Health monitoring

A TCP/IP load balancer that is allocating a connection to the Gateway daemon detects whether or not a CICS® server is available. The Gateway daemon reports the health of its CICS server connections to the TCP/IP load balancer.

The best results are obtained if one Gateway daemon connects to one CICS server. If a Gateway daemon connects to more than one CICS server, a failure in one CICS server may prevent work from being sent to the others.

Sysplex Distributor and TCP/IP port sharing can both use health monitoring when allocating new connections. If you do not activate health reporting in the Gateway daemon, statistics are still collected by the Gateway daemon, but are not reported to the TCP/IP load balancer.

━━━━━━━━━━━━━━━━

WHAT IS BEING ASKED
According to the health monitoring text, what setup gives the best results? The data after this point come from a different source than the text.

[Dataset records]
━━━━━━━━━━━━━━━━

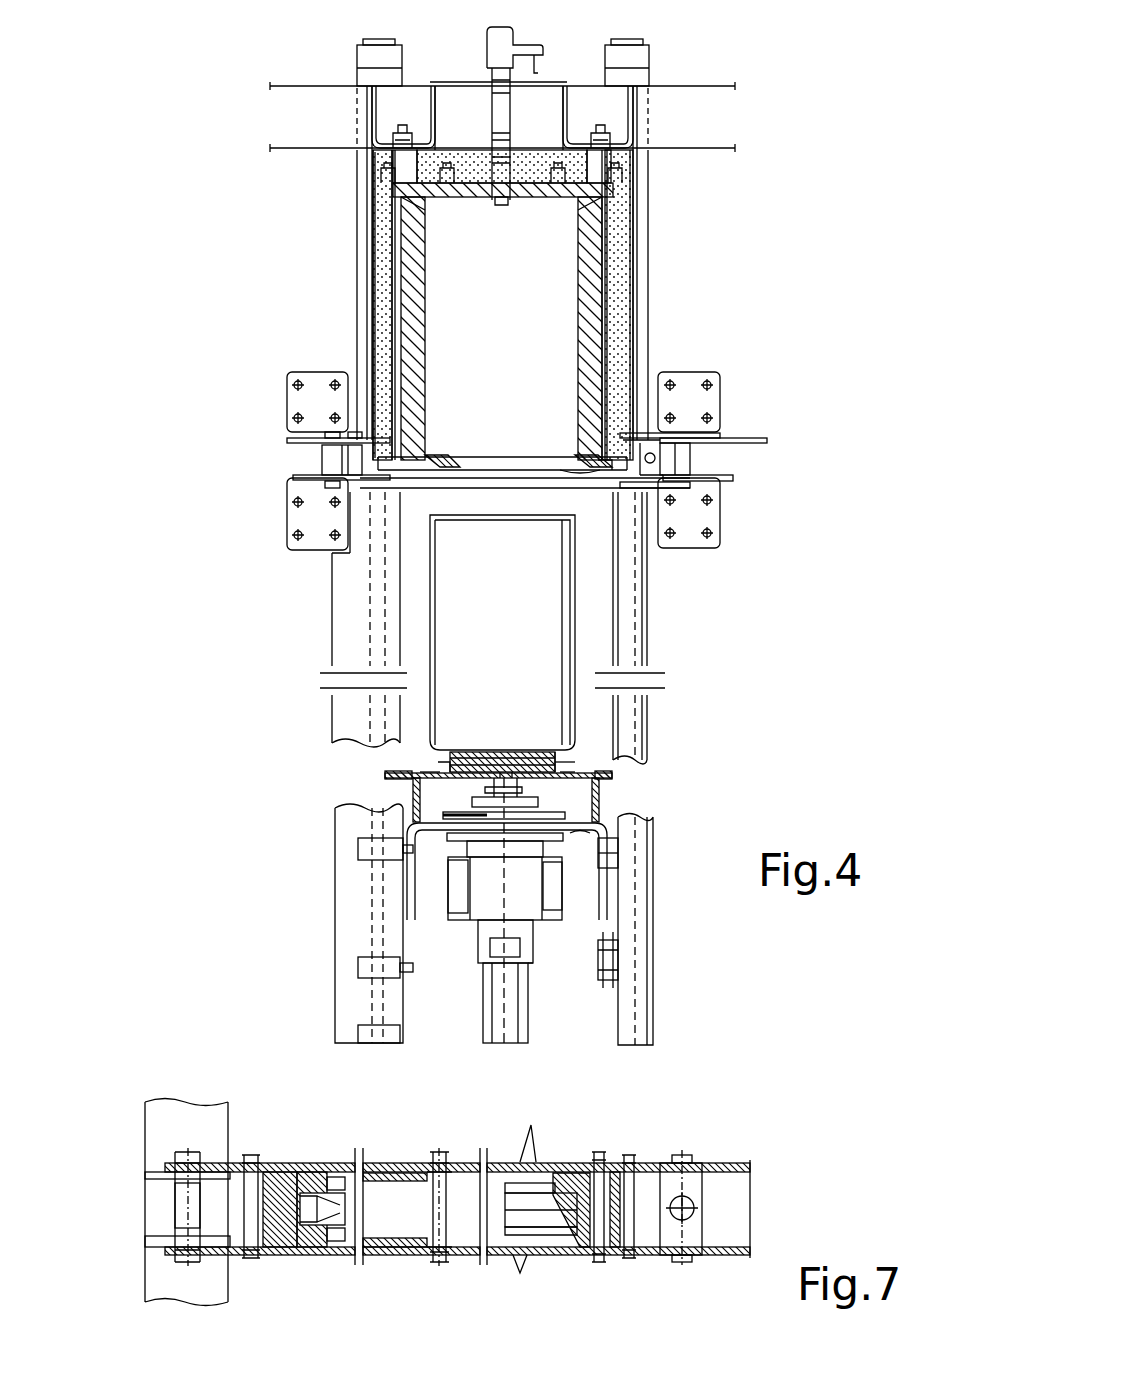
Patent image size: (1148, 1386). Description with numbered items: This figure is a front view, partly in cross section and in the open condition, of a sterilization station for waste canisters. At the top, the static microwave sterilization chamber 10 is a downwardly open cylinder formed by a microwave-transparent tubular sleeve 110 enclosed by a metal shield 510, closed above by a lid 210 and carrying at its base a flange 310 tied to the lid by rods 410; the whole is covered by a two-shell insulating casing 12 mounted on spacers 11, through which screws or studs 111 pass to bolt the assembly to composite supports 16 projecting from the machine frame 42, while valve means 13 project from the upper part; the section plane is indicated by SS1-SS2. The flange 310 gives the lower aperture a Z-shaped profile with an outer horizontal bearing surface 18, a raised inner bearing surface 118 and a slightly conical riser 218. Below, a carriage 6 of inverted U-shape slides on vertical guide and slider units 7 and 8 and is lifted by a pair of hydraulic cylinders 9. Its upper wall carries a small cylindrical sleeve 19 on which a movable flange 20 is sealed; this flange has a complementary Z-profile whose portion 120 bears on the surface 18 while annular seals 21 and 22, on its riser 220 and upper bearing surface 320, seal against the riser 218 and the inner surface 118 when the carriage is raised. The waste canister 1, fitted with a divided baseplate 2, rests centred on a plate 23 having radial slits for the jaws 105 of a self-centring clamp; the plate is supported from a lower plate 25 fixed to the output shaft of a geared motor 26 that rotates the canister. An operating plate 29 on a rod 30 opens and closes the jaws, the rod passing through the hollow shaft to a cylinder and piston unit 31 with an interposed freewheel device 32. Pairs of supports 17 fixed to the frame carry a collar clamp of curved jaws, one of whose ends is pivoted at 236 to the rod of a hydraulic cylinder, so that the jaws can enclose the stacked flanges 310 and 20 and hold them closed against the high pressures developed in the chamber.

In FIG. 4, the frame 42 is at (290, 84).
In FIG. 4, the composite supports 16 is at (640, 122).
In FIG. 4, the vertical double-acting hydraulic cylinder and piston unit 9 is at (650, 55).
In FIG. 4, the valve means 13 is at (506, 32).
In FIG. 4, the casing 12 is at (465, 145).
In FIG. 4, the spacers 11 is at (405, 163).
In FIG. 4, the screws or studs 111 is at (402, 130).
In FIG. 4, the lid 210 is at (540, 193).
In FIG. 4, the sterilization chamber 10 is at (392, 275).
In FIG. 4, the tubular sleeve 110 is at (598, 247).
In FIG. 4, the rods 410 is at (612, 302).
In FIG. 4, the metal shield 510 is at (398, 340).
In FIG. 4, the section plane SS1-SS2 is at (740, 305).
In FIG. 4, the inner horizontal bearing surface 118 is at (606, 466).
In FIG. 4, the riser 218 is at (600, 472).
In FIG. 4, the outer horizontal bearing surface 18 is at (618, 470).
In FIG. 4, the supports 17 is at (693, 478).
In FIG. 4, the pivot 236 is at (652, 464).
In FIG. 7, the pivot 236 is at (670, 1185).
In FIG. 4, the flange 310 is at (648, 436).
In FIG. 7, the flange 310 is at (522, 1200).
In FIG. 4, the canister 1 is at (573, 633).
In FIG. 4, the flange 20 is at (625, 778).
In FIG. 7, the flange 20 is at (537, 1230).
In FIG. 4, the portion 120 is at (625, 774).
In FIG. 4, the riser 220 is at (580, 768).
In FIG. 4, the upper bearing surface 320 is at (590, 766).
In FIG. 4, the annular seal 21 is at (395, 775).
In FIG. 4, the annular seal 22 is at (405, 772).
In FIG. 4, the plate 23 is at (440, 772).
In FIG. 4, the jaws 105 is at (510, 772).
In FIG. 4, the baseplate 2 is at (565, 762).
In FIG. 4, the lower plate 25 is at (445, 816).
In FIG. 4, the operating plate 29 is at (480, 802).
In FIG. 4, the cylindrical sleeve 19 is at (618, 786).
In FIG. 4, the rod 30 is at (500, 875).
In FIG. 4, the geared motor 26 is at (496, 915).
In FIG. 4, the cylinder and piston unit 31 is at (518, 1036).
In FIG. 4, the freewheel device 32 is at (528, 965).
In FIG. 4, the carriage 6 is at (582, 838).
In FIG. 4, the vertical guide and slider unit 8 is at (333, 912).
In FIG. 4, the vertical guide and slider unit 7 is at (655, 909).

━━━━━━━━━━━━━━━━

RESULT FOR THIS EXERCISE
One Gateway daemon connecting to one CICS server.